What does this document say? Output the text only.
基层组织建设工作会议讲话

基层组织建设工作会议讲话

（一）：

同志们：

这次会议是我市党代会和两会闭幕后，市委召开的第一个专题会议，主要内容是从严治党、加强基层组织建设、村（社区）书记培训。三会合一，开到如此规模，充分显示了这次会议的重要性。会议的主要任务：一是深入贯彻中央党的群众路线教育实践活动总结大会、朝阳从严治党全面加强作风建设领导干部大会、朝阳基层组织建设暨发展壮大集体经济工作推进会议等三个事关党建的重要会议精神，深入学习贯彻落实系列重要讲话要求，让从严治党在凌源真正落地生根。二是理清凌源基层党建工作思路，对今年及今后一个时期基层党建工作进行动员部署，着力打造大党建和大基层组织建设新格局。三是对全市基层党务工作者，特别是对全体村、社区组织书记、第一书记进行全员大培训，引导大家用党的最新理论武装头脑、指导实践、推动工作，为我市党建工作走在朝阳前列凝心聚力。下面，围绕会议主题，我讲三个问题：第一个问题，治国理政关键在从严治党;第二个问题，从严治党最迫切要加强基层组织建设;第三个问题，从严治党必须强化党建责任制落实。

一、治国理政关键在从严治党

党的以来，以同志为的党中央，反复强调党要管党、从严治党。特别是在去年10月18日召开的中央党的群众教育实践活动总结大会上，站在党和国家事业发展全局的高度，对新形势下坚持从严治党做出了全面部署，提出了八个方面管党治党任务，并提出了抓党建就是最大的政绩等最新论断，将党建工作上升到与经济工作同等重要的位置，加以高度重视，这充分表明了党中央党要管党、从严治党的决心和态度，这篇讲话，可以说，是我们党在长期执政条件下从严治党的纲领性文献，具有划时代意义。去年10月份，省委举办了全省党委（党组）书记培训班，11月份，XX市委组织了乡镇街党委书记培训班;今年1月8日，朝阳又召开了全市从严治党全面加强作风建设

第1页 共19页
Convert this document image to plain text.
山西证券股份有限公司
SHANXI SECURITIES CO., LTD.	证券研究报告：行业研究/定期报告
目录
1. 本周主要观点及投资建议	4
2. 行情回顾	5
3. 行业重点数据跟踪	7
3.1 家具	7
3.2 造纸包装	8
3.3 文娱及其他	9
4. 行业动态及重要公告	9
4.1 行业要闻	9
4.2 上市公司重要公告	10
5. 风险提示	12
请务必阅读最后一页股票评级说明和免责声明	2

★ ★ ★

**Stated problem**
Filter the records for lines holding the string "text". Copy each one.

**Answer to the problem**
What does this document say? Output the text only.
Convert this document image to plain text.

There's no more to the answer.